DATA FOR PROCESSING -
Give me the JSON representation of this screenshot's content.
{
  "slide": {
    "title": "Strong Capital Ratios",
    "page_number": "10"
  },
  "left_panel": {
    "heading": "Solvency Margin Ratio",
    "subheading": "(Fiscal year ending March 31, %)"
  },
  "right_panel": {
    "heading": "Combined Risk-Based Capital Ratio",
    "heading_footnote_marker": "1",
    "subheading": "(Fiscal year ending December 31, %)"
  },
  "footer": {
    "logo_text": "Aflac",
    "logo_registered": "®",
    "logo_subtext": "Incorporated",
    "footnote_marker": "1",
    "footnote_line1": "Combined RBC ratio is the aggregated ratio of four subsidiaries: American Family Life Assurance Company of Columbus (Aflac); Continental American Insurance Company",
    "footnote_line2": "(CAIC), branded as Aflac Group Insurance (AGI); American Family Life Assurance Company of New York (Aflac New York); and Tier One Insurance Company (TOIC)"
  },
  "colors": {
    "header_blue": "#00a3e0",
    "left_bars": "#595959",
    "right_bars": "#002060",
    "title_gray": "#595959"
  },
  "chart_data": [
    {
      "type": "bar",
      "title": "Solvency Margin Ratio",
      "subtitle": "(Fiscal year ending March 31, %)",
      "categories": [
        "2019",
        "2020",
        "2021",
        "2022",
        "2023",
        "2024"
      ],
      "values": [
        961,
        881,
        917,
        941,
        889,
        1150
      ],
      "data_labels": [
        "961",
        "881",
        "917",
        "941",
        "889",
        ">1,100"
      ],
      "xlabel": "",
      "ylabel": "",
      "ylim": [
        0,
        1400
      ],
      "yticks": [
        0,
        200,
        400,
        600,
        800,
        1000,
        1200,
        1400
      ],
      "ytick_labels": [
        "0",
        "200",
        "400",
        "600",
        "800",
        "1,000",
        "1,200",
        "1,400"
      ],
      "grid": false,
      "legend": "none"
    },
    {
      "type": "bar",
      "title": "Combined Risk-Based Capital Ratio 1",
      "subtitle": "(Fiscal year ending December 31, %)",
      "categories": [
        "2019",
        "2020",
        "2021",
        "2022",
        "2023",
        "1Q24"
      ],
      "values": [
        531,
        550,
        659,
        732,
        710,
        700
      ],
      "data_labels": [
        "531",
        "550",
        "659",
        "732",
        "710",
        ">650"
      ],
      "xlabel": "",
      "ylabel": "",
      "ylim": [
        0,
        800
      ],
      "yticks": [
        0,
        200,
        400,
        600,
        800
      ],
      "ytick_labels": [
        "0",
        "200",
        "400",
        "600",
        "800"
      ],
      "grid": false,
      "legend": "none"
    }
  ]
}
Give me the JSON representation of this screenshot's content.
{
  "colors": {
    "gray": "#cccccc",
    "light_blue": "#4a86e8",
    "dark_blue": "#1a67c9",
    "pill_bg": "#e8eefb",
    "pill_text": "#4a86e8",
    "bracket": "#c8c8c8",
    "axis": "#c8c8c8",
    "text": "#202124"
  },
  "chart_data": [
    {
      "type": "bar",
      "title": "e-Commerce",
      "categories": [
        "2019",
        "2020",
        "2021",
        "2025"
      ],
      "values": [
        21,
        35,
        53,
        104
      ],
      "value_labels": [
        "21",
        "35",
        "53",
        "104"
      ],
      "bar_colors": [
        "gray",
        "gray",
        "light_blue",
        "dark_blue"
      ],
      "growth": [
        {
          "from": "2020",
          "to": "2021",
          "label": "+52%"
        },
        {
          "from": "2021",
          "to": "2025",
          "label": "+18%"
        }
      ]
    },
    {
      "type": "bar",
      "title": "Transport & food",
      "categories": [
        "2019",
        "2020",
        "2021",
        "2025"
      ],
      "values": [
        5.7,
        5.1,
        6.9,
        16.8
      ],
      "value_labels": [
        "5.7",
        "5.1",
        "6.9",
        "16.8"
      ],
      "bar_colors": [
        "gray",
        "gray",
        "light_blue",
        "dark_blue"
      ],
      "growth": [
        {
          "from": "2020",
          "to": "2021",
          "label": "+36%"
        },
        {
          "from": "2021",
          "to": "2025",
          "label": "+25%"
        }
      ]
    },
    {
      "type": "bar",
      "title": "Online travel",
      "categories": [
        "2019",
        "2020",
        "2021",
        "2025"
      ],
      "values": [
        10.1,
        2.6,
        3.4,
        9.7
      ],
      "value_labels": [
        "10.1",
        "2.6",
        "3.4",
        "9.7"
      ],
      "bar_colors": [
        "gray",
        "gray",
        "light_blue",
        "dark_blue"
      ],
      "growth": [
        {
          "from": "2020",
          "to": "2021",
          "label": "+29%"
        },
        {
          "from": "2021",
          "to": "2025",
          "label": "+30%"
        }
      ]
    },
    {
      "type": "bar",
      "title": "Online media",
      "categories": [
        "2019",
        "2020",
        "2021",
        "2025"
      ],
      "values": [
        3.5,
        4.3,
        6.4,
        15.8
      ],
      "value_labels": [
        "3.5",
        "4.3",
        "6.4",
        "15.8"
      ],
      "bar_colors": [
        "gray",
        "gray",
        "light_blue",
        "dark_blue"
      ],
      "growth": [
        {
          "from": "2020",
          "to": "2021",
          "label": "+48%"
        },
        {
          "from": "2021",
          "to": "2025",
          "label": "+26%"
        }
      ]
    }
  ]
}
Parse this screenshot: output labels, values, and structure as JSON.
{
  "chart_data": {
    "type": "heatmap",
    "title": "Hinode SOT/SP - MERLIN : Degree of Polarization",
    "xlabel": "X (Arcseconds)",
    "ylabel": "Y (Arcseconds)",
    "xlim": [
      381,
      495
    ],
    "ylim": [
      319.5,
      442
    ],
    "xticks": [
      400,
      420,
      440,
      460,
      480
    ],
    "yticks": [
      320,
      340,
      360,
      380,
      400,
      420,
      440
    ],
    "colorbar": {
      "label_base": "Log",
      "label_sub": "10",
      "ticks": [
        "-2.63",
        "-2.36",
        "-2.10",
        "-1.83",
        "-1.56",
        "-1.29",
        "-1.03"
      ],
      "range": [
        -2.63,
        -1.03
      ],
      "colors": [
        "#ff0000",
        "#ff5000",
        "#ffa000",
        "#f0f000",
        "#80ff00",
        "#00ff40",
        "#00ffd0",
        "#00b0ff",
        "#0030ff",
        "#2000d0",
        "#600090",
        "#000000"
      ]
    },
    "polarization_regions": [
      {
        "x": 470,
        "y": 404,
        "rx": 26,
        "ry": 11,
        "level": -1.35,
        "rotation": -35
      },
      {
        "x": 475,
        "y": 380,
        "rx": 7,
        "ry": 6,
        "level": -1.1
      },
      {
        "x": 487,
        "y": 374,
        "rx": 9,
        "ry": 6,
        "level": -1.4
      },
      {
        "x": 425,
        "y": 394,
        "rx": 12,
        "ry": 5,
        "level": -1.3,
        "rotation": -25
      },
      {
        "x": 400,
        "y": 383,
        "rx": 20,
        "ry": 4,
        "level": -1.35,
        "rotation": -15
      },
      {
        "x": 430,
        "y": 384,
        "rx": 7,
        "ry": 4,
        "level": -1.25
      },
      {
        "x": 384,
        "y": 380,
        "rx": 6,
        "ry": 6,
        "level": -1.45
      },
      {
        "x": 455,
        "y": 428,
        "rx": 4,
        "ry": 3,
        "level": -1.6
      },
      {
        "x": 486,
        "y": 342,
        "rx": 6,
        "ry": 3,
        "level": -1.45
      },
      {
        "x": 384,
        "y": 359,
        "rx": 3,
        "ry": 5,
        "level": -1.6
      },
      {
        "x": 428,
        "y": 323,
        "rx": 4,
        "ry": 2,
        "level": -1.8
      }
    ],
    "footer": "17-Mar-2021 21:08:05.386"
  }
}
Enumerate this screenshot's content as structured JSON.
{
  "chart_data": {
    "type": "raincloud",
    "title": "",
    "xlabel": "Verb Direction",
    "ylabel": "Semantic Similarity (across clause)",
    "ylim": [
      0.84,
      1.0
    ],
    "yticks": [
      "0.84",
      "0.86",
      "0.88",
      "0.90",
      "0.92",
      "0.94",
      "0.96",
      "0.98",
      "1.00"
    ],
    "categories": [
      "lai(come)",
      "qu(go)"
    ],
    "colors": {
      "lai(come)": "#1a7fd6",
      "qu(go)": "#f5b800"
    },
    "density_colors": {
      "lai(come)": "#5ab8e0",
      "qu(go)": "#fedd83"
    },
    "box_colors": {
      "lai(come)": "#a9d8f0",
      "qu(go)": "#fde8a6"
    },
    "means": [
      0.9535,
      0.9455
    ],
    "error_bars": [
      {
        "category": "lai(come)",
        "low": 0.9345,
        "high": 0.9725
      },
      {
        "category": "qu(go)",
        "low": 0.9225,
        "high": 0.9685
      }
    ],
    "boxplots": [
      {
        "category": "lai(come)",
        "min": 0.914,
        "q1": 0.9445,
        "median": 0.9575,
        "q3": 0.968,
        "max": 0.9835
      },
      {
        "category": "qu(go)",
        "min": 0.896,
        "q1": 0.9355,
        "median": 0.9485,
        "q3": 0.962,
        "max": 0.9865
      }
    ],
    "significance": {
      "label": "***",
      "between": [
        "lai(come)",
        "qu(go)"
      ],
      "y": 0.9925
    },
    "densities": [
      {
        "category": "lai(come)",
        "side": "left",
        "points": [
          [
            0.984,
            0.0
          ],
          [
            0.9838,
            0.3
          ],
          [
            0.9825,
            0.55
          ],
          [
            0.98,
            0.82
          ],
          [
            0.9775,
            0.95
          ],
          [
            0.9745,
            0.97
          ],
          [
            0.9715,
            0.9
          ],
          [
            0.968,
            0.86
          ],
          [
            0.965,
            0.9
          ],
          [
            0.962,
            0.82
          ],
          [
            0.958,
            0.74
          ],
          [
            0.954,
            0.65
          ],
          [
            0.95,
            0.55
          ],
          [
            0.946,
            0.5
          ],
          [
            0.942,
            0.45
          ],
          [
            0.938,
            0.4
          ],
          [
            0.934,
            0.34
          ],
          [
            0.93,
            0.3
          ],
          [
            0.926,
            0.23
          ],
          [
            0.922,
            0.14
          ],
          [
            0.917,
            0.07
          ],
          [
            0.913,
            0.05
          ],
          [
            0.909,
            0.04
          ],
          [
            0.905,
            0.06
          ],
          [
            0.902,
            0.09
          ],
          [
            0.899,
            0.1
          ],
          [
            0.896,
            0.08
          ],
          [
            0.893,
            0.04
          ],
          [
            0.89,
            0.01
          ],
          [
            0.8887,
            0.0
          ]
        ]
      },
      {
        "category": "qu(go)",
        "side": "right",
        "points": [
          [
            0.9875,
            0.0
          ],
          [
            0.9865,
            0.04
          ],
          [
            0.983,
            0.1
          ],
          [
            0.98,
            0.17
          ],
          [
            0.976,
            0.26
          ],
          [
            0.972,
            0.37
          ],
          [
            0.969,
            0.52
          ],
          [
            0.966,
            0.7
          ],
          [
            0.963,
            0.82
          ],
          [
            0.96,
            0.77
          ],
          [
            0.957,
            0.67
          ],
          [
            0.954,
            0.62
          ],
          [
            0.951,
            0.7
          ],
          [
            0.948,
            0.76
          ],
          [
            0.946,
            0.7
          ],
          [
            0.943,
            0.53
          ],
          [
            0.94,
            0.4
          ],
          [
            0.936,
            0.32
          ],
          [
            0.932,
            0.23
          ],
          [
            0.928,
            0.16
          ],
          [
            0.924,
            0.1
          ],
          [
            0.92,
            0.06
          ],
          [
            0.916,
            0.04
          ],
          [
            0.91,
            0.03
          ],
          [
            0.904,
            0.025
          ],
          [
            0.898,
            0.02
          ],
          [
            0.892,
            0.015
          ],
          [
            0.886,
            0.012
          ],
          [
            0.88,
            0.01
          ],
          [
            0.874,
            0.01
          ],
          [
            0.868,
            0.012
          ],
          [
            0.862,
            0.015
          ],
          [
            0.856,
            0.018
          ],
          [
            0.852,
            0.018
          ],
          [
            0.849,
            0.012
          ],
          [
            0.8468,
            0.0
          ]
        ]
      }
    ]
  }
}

OBJECTIVE - Go through the records and show every line with the string "Arcseconds" in it.

ANSWER TO THIS PROBLEM -
    "xlabel": "X (Arcseconds)",
    "ylabel": "Y (Arcseconds)",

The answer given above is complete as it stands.